§ TASK
Word for word, restate every line of the material.

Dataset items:
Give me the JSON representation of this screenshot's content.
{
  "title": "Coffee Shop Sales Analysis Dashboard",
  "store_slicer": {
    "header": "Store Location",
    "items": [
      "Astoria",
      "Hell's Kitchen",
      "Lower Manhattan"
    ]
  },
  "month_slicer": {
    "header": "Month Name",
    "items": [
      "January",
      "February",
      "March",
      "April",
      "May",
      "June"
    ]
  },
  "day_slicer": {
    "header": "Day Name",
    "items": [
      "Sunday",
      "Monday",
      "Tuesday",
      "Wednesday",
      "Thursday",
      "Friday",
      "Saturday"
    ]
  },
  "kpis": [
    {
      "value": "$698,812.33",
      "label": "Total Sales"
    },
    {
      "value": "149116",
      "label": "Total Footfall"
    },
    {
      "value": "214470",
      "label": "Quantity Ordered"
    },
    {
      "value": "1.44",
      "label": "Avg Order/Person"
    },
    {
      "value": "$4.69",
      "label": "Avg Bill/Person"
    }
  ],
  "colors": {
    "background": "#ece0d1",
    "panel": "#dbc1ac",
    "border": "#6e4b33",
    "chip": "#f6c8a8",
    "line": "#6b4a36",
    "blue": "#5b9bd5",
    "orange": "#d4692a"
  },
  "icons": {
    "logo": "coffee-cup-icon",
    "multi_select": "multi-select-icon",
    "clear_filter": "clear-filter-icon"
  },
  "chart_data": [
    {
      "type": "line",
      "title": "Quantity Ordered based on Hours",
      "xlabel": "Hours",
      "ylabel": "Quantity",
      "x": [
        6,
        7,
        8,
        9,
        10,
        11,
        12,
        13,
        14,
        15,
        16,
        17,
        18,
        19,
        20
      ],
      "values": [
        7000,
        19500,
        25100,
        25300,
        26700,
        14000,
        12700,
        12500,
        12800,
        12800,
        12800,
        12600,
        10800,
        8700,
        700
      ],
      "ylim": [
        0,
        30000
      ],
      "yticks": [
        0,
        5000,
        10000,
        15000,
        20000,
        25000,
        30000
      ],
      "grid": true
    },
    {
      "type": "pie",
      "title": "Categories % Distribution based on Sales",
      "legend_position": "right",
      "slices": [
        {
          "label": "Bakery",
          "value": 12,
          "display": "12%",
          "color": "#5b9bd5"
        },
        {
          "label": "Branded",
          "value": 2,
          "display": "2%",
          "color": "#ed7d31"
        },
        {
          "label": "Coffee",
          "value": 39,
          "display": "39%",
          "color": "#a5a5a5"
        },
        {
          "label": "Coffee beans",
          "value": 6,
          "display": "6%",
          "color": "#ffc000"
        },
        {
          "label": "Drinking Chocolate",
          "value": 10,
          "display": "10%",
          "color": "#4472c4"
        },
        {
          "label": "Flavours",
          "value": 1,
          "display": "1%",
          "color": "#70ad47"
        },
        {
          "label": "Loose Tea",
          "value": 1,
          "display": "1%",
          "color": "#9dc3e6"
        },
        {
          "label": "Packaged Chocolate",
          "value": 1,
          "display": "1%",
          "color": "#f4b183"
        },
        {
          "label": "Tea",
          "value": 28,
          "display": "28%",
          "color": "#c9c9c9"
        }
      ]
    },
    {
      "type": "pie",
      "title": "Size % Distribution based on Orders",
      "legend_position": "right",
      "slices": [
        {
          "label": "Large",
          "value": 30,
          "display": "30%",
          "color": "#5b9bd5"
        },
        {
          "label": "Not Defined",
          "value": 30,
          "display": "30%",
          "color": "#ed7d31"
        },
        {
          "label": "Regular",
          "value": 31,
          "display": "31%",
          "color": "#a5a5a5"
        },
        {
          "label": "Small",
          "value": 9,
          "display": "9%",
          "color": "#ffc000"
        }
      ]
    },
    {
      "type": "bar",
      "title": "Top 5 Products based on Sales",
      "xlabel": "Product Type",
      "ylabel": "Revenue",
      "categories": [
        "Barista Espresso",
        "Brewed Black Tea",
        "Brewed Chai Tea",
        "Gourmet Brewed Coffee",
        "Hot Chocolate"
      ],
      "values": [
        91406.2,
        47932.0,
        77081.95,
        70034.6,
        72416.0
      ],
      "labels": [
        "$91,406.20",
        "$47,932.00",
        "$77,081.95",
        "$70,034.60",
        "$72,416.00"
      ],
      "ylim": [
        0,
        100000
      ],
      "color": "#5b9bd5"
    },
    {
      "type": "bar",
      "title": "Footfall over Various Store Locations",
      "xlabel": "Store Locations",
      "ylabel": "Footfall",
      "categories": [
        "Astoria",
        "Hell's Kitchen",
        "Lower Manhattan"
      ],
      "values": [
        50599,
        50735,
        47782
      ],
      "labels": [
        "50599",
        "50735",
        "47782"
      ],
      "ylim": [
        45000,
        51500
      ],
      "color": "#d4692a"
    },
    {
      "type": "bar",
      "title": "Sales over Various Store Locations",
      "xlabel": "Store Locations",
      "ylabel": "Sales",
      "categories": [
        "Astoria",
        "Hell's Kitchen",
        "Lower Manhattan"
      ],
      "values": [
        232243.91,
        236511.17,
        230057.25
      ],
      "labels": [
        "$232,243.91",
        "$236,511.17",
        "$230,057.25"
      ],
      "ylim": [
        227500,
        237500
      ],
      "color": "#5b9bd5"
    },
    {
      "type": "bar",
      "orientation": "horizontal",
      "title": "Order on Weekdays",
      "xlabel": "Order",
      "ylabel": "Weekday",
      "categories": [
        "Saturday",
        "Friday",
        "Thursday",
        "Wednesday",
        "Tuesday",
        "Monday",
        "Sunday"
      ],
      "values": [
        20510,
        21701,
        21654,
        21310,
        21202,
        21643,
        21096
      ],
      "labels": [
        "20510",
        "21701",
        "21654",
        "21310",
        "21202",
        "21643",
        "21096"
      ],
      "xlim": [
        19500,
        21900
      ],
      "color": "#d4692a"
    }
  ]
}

§ TASK SOLUTION
Give me the JSON representation of this screenshot's content.
{
  "title": "Coffee Shop Sales Analysis Dashboard",
  "store_slicer": {
    "header": "Store Location",
    "items": [
      "Astoria",
      "Hell's Kitchen",
      "Lower Manhattan"
    ]
  },
  "month_slicer": {
    "header": "Month Name",
    "items": [
      "January",
      "February",
      "March",
      "April",
      "May",
      "June"
    ]
  },
  "day_slicer": {
    "header": "Day Name",
    "items": [
      "Sunday",
      "Monday",
      "Tuesday",
      "Wednesday",
      "Thursday",
      "Friday",
      "Saturday"
    ]
  },
  "kpis": [
    {
      "value": "$698,812.33",
      "label": "Total Sales"
    },
    {
      "value": "149116",
      "label": "Total Footfall"
    },
    {
      "value": "214470",
      "label": "Quantity Ordered"
    },
    {
      "value": "1.44",
      "label": "Avg Order/Person"
    },
    {
      "value": "$4.69",
      "label": "Avg Bill/Person"
    }
  ],
  "colors": {
    "background": "#ece0d1",
    "panel": "#dbc1ac",
    "border": "#6e4b33",
    "chip": "#f6c8a8",
    "line": "#6b4a36",
    "blue": "#5b9bd5",
    "orange": "#d4692a"
  },
  "icons": {
    "logo": "coffee-cup-icon",
    "multi_select": "multi-select-icon",
    "clear_filter": "clear-filter-icon"
  },
  "chart_data": [
    {
      "type": "line",
      "title": "Quantity Ordered based on Hours",
      "xlabel": "Hours",
      "ylabel": "Quantity",
      "x": [
        6,
        7,
        8,
        9,
        10,
        11,
        12,
        13,
        14,
        15,
        16,
        17,
        18,
        19,
        20
      ],
      "values": [
        7000,
        19500,
        25100,
        25300,
        26700,
        14000,
        12700,
        12500,
        12800,
        12800,
        12800,
        12600,
        10800,
        8700,
        700
      ],
      "ylim": [
        0,
        30000
      ],
      "yticks": [
        0,
        5000,
        10000,
        15000,
        20000,
        25000,
        30000
      ],
      "grid": true
    },
    {
      "type": "pie",
      "title": "Categories % Distribution based on Sales",
      "legend_position": "right",
      "slices": [
        {
          "label": "Bakery",
          "value": 12,
          "display": "12%",
          "color": "#5b9bd5"
        },
        {
          "label": "Branded",
          "value": 2,
          "display": "2%",
          "color": "#ed7d31"
        },
        {
          "label": "Coffee",
          "value": 39,
          "display": "39%",
          "color": "#a5a5a5"
        },
        {
          "label": "Coffee beans",
          "value": 6,
          "display": "6%",
          "color": "#ffc000"
        },
        {
          "label": "Drinking Chocolate",
          "value": 10,
          "display": "10%",
          "color": "#4472c4"
        },
        {
          "label": "Flavours",
          "value": 1,
          "display": "1%",
          "color": "#70ad47"
        },
        {
          "label": "Loose Tea",
          "value": 1,
          "display": "1%",
          "color": "#9dc3e6"
        },
        {
          "label": "Packaged Chocolate",
          "value": 1,
          "display": "1%",
          "color": "#f4b183"
        },
        {
          "label": "Tea",
          "value": 28,
          "display": "28%",
          "color": "#c9c9c9"
        }
      ]
    },
    {
      "type": "pie",
      "title": "Size % Distribution based on Orders",
      "legend_position": "right",
      "slices": [
        {
          "label": "Large",
          "value": 30,
          "display": "30%",
          "color": "#5b9bd5"
        },
        {
          "label": "Not Defined",
          "value": 30,
          "display": "30%",
          "color": "#ed7d31"
        },
        {
          "label": "Regular",
          "value": 31,
          "display": "31%",
          "color": "#a5a5a5"
        },
        {
          "label": "Small",
          "value": 9,
          "display": "9%",
          "color": "#ffc000"
        }
      ]
    },
    {
      "type": "bar",
      "title": "Top 5 Products based on Sales",
      "xlabel": "Product Type",
      "ylabel": "Revenue",
      "categories": [
        "Barista Espresso",
        "Brewed Black Tea",
        "Brewed Chai Tea",
        "Gourmet Brewed Coffee",
        "Hot Chocolate"
      ],
      "values": [
        91406.2,
        47932.0,
        77081.95,
        70034.6,
        72416.0
      ],
      "labels": [
        "$91,406.20",
        "$47,932.00",
        "$77,081.95",
        "$70,034.60",
        "$72,416.00"
      ],
      "ylim": [
        0,
        100000
      ],
      "color": "#5b9bd5"
    },
    {
      "type": "bar",
      "title": "Footfall over Various Store Locations",
      "xlabel": "Store Locations",
      "ylabel": "Footfall",
      "categories": [
        "Astoria",
        "Hell's Kitchen",
        "Lower Manhattan"
      ],
      "values": [
        50599,
        50735,
        47782
      ],
      "labels": [
        "50599",
        "50735",
        "47782"
      ],
      "ylim": [
        45000,
        51500
      ],
      "color": "#d4692a"
    },
    {
      "type": "bar",
      "title": "Sales over Various Store Locations",
      "xlabel": "Store Locations",
      "ylabel": "Sales",
      "categories": [
        "Astoria",
        "Hell's Kitchen",
        "Lower Manhattan"
      ],
      "values": [
        232243.91,
        236511.17,
        230057.25
      ],
      "labels": [
        "$232,243.91",
        "$236,511.17",
        "$230,057.25"
      ],
      "ylim": [
        227500,
        237500
      ],
      "color": "#5b9bd5"
    },
    {
      "type": "bar",
      "orientation": "horizontal",
      "title": "Order on Weekdays",
      "xlabel": "Order",
      "ylabel": "Weekday",
      "categories": [
        "Saturday",
        "Friday",
        "Thursday",
        "Wednesday",
        "Tuesday",
        "Monday",
        "Sunday"
      ],
      "values": [
        20510,
        21701,
        21654,
        21310,
        21202,
        21643,
        21096
      ],
      "labels": [
        "20510",
        "21701",
        "21654",
        "21310",
        "21202",
        "21643",
        "21096"
      ],
      "xlim": [
        19500,
        21900
      ],
      "color": "#d4692a"
    }
  ]
}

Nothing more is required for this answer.